(Stored rows)
------------------------------------------------
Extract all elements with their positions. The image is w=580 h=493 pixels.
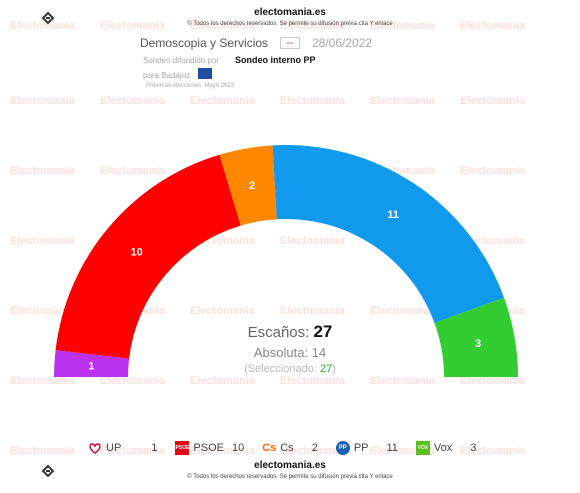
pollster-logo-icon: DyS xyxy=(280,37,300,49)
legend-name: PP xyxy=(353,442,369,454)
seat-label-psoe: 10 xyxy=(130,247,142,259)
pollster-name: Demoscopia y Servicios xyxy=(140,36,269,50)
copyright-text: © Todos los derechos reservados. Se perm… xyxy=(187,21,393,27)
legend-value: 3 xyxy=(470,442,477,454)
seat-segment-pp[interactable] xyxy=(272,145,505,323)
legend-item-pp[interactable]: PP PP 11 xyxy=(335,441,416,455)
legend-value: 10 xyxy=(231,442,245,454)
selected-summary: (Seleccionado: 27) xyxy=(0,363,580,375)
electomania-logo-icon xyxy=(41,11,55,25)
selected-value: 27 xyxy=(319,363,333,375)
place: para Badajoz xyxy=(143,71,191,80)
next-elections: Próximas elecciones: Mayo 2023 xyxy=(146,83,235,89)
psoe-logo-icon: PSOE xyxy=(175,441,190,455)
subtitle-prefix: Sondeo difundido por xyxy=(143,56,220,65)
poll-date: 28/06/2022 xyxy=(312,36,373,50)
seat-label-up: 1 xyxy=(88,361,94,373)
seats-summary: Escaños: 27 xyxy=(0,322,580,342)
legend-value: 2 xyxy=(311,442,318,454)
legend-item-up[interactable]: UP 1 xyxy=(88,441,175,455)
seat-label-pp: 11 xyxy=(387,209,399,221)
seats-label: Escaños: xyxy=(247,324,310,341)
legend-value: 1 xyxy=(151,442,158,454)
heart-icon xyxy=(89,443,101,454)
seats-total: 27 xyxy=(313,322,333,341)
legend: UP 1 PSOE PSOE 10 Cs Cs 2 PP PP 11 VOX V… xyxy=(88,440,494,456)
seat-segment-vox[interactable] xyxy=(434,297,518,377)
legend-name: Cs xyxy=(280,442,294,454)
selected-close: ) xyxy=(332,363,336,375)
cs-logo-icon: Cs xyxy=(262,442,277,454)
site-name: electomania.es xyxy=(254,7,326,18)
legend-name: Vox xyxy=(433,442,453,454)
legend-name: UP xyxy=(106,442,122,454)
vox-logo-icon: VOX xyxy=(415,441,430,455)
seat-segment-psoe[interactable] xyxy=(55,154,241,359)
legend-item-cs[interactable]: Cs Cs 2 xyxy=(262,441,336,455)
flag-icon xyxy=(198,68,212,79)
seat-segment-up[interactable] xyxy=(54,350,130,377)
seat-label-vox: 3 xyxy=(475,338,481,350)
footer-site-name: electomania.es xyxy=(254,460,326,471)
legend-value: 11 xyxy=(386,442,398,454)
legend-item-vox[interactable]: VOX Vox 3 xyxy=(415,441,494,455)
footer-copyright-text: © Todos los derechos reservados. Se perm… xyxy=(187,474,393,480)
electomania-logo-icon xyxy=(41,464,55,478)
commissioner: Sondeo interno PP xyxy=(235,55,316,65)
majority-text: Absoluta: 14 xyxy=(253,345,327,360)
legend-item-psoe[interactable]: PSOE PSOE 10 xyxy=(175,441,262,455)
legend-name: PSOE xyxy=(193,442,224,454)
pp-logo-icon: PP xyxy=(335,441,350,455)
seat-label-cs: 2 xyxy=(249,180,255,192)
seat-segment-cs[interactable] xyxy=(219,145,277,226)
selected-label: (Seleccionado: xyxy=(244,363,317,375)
------------------------------------------------
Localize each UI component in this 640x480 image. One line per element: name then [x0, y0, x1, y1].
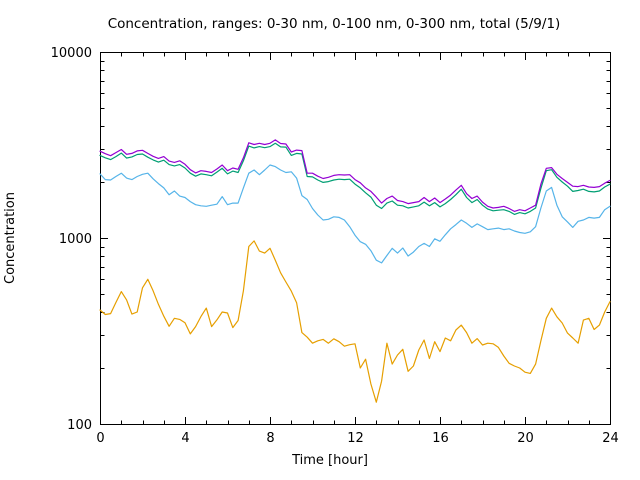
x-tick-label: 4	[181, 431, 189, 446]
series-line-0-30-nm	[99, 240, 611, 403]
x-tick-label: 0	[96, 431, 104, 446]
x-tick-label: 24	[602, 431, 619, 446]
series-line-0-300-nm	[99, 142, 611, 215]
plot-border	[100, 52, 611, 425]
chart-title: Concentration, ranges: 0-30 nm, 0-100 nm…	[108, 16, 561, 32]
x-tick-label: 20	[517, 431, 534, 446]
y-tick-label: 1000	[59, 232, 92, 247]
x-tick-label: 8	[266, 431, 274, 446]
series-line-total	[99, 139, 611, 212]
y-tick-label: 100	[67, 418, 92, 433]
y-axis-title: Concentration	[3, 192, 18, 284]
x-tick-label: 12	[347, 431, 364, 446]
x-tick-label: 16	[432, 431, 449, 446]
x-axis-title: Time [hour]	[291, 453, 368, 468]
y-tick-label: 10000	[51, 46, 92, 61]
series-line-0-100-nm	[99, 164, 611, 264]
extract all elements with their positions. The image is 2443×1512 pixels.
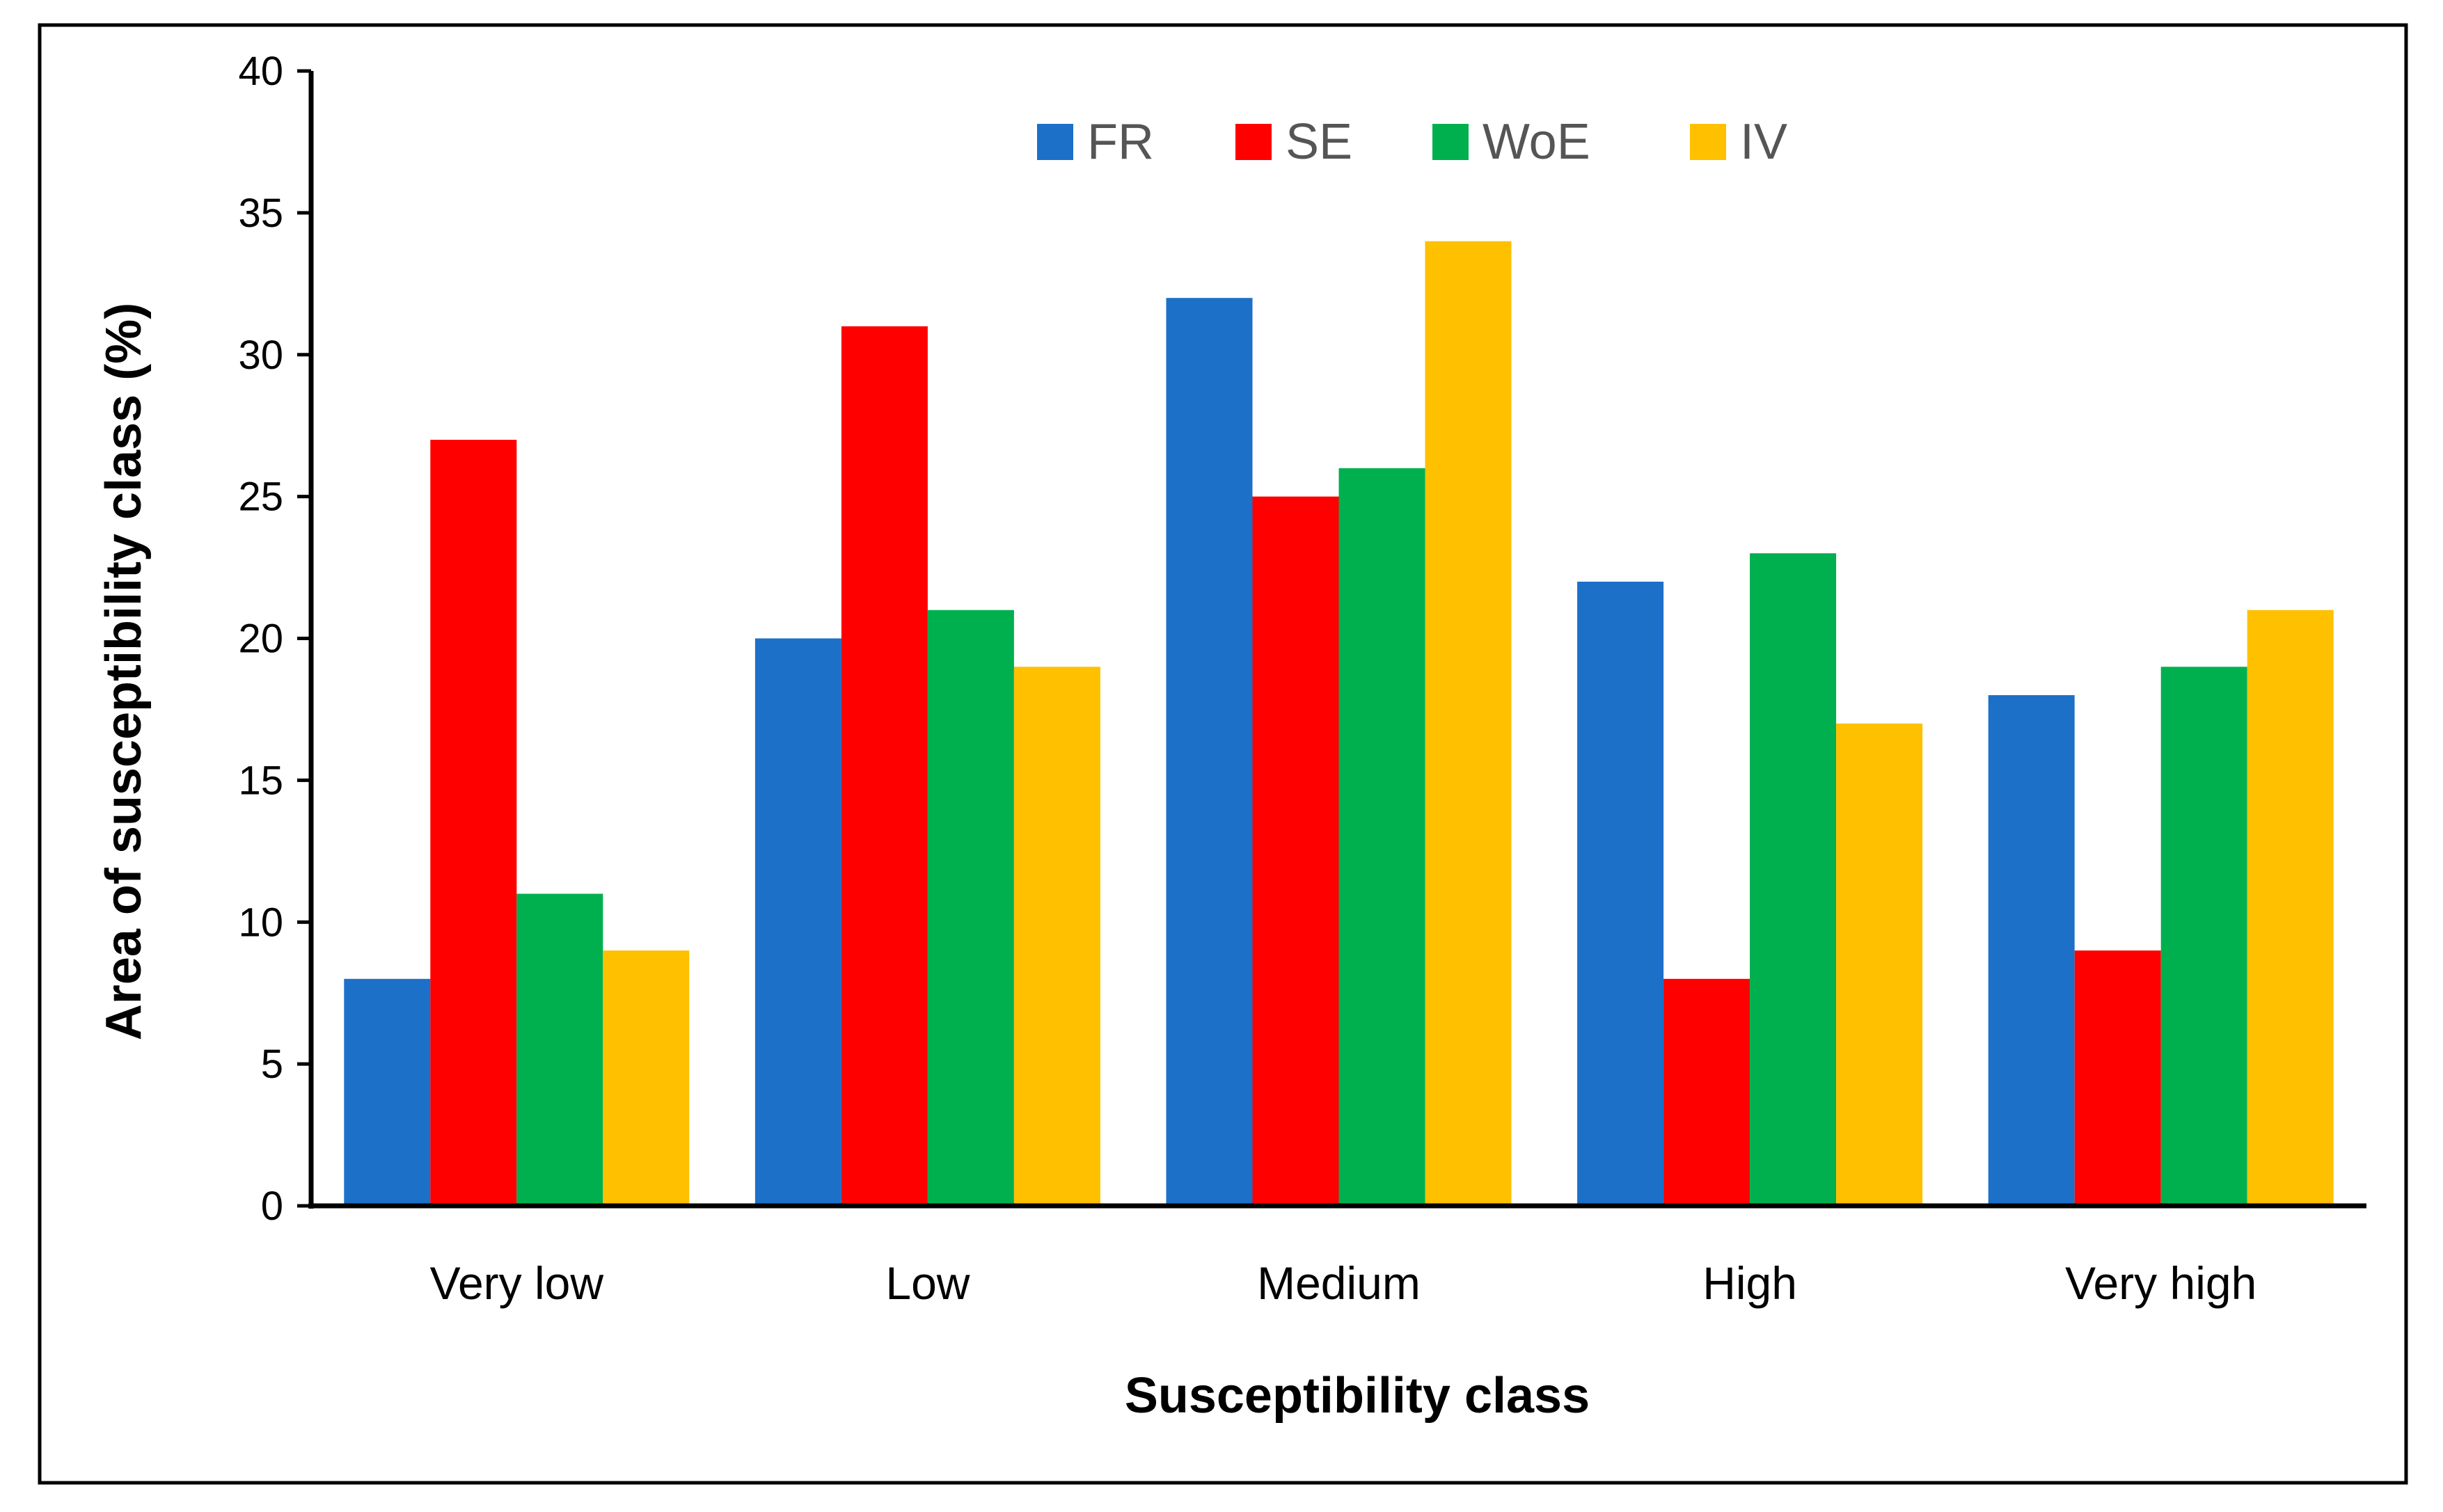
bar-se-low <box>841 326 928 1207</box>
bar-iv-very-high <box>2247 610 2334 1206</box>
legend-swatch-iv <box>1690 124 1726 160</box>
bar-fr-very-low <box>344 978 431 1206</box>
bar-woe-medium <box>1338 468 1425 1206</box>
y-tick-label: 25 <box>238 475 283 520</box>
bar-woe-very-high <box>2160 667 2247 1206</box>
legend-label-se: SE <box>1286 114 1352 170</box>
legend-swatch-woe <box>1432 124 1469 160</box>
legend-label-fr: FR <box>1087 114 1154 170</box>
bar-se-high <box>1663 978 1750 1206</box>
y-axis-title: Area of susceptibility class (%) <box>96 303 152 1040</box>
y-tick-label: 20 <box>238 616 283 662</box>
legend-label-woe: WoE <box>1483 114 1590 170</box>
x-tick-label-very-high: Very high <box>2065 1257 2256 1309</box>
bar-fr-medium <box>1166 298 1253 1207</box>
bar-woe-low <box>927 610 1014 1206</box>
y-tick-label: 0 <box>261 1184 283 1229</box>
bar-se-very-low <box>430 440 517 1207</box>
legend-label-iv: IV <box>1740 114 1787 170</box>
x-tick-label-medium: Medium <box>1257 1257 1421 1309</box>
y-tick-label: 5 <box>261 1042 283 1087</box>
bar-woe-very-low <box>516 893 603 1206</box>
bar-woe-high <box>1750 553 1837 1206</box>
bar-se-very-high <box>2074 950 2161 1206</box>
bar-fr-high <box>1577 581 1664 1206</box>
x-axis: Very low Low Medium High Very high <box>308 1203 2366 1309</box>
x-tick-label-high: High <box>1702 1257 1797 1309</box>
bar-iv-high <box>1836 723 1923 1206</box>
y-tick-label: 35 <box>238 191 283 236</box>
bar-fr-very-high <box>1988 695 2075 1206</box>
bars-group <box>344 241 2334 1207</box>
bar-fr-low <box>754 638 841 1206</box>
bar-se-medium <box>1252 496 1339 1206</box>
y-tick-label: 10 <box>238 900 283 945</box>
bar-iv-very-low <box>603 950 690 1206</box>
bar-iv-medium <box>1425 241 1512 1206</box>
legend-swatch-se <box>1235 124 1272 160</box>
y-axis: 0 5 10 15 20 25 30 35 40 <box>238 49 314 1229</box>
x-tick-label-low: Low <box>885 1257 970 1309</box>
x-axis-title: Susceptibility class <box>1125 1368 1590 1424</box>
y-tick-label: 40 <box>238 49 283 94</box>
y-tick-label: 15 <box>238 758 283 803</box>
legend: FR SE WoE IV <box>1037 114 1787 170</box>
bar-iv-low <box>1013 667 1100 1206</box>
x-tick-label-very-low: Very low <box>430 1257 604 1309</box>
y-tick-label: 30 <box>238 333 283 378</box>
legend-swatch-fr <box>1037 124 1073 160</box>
------------------------------------------------
* _Exercise instructions_
Please copy out the rows above, from the line containing "431, 189, 446]" through the line containing "is 2443×1512 pixels.", both included. Keep each line the same.

* _Correct answer_
x-tick-label: 4	[181, 431, 189, 446]
series-line-0-30-nm	[99, 240, 611, 403]
x-tick-label: 0	[96, 431, 104, 446]
x-tick-label: 24	[602, 431, 619, 446]
series-line-0-300-nm	[99, 142, 611, 215]
plot-border	[100, 52, 611, 425]
chart-title: Concentration, ranges: 0-30 nm, 0-100 nm…	[108, 16, 561, 32]
x-tick-label: 20	[517, 431, 534, 446]
y-tick-label: 1000	[59, 232, 92, 247]
x-tick-label: 8	[266, 431, 274, 446]
series-line-total	[99, 139, 611, 212]
y-tick-label: 100	[67, 418, 92, 433]
y-axis-title: Concentration	[3, 192, 18, 284]
x-tick-label: 12	[347, 431, 364, 446]
x-tick-label: 16	[432, 431, 449, 446]
x-axis-title: Time [hour]	[291, 453, 368, 468]
y-tick-label: 10000	[51, 46, 92, 61]
series-line-0-100-nm	[99, 164, 611, 264]
extract all elements with their positions. The image is 2443×1512 pixels.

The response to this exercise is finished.